Galactose metabolism is crucial in almost all known life forms from prokaryotes to mammals. Saccharomyces cerevassie has been chosen as the model organism for various obvious reasons, including the ease of culturing, low replication time and similarity of yeast genetic system to prokaryotes and higher eukaryotes. The galactose metabolism system or GAL system of yeast is a system of enzymes that are responsible for the uptake of galactose into the cell and convert the galactose into glucose-6-p which can in turn enter the glycolysis pathway and further be metabolised into energy and other metabolites such as amino acids. The metabolic pathway is known as the Lelior pathway, named after the famous biochemist Luis Federico Leloir who, with his team, elucidated the basic mechanism of galactose metaolism in 1948 and later won the Nobel prize for chemistry(1970) for his contribution to biochemistry in elucidating lactose and related metabolic pathways(Holden 2003). The pathway involves the action of 4 enzymes, namely galactose mutarotase facilitates the conversion of β-D-galactose to α-D-galactose, galactokinase that converts galactose to galactose-1-phosphate, D-galactose-1-phosphate uridylyltransferase converts galactose 1-phosphate to UDP-galactose using UDP-glucose as the uridine diphosphate source and UDP-galactose 4-epimerase recycles the UDP-galactose to UDP-glucose for the transferase reaction. The detailed schematic of the reaction is give below /home/kishore/Desktop/800px-Leloir_pathway.png Apart from the enzymes involved in the leloir pathway, another enzyme called the galactose permease allows cellular uptake of galactose and hence is a crucial part of the GAL system. The regulatory part of the GAL system consists of 3 proteins, gal4p, gal80p and the gal3p, the details and importance of which will be discussed in detail in the coming sections and these proteins are also the main focus of this study. together, these 9 enzymes comprise is what is referred to as the GAL system.
==================================================
**Set of tasks**
**A)** Summarize the passage on the yeast galactose system in two sentences.
**B)** Answer these questions using the passage on the yeast galactose system:
(i) In what year did Leloir win the Nobel Prize for chemistry?
(ii) Which enzyme converts galactose to galactose-1-phosphate?
(iii) Which enzyme allows cellular uptake of galactose?
The data are not needed for either task.

[Document structure recognition data]
==================================================
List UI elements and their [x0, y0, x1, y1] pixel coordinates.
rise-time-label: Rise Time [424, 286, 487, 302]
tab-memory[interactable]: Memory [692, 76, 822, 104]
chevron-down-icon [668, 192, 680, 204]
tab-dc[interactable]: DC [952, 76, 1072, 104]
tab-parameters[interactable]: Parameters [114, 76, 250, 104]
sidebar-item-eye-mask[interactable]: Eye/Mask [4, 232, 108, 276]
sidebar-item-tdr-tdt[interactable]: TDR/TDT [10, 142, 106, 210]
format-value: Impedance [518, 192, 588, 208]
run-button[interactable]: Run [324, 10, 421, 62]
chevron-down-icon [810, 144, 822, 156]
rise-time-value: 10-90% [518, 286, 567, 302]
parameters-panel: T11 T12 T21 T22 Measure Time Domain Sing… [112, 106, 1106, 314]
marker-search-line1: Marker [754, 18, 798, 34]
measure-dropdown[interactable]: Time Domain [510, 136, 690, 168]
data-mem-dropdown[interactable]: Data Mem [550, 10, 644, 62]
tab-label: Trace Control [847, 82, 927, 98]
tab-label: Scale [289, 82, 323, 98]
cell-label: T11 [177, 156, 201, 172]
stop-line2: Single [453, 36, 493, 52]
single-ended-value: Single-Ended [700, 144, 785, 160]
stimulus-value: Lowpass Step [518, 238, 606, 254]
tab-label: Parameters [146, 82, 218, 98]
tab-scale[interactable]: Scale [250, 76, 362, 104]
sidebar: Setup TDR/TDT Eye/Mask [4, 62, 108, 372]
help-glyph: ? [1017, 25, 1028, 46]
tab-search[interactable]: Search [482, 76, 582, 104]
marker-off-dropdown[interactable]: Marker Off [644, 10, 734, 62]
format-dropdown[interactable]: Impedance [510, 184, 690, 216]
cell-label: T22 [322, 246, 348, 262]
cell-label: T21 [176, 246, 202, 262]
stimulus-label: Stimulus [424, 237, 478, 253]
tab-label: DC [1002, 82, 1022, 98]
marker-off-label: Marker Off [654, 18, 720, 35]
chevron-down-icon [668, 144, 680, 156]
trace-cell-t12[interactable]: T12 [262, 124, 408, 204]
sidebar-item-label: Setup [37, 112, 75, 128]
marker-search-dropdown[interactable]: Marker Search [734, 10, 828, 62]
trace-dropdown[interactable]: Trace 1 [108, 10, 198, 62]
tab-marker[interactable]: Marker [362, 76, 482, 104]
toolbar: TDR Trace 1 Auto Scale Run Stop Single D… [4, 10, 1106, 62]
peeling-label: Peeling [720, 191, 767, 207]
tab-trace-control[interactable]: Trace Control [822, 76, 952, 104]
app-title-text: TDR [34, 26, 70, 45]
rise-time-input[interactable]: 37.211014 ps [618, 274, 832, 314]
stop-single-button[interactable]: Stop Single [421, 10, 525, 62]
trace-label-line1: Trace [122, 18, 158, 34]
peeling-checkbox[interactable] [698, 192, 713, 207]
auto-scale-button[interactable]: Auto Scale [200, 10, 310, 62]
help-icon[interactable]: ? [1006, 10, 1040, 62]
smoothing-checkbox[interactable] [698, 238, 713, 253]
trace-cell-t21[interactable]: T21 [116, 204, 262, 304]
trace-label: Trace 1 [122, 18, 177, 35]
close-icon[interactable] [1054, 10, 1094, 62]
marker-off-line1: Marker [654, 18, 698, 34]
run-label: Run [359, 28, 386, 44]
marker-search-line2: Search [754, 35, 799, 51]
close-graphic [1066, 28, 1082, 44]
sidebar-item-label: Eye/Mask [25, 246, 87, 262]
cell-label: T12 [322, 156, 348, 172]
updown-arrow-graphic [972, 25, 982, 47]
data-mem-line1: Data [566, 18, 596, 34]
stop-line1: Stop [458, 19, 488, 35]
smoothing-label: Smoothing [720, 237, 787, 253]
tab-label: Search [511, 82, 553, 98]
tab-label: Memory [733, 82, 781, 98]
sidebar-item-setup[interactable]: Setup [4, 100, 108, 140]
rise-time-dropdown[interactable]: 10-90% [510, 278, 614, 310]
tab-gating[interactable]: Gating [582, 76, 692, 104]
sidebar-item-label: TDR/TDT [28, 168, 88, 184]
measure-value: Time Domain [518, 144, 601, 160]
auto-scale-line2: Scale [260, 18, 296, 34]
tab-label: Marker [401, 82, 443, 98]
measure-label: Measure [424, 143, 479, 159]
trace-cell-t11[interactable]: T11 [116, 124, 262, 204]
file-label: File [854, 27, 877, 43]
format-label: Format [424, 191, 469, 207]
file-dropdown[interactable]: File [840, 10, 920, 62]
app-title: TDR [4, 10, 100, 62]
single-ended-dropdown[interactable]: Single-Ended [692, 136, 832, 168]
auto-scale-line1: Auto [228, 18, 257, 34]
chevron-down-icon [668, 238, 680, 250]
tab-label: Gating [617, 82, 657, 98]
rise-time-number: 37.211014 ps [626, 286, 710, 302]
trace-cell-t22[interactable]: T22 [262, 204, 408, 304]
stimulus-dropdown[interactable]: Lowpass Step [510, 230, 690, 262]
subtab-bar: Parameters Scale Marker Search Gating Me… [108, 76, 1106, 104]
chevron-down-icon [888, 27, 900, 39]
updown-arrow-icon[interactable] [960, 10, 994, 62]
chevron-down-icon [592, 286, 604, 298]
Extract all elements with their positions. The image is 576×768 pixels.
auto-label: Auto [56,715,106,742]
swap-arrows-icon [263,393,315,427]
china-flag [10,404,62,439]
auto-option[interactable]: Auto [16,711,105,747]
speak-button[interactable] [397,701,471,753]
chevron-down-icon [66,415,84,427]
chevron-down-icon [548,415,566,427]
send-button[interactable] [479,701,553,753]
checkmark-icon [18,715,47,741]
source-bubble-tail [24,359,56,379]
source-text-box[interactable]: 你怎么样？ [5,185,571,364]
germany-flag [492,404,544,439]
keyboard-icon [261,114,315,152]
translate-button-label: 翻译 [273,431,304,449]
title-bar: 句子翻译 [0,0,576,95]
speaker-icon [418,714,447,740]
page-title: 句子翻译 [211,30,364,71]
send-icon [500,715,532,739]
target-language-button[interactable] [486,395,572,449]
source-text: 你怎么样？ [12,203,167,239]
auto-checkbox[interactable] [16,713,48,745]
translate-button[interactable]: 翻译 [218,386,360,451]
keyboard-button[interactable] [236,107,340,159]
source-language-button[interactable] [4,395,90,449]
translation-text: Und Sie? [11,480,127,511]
==================================================
**Your written answers**
**A)** The GAL system of yeast is a set of enzymes that takes galactose into the cell and converts it to glucose-6-phosphate, which can enter glycolysis; the pathway is named after Luis Federico Leloir, whose team worked out its basic mechanism in 1948. Besides the four pathway enzymes, the system includes galactose permease for uptake and three regulatory proteins, gal4p, gal80p and gal3p, which are the main focus of the study.

**B)**
(i) 1970
(ii) Galactokinase
(iii) Galactose permease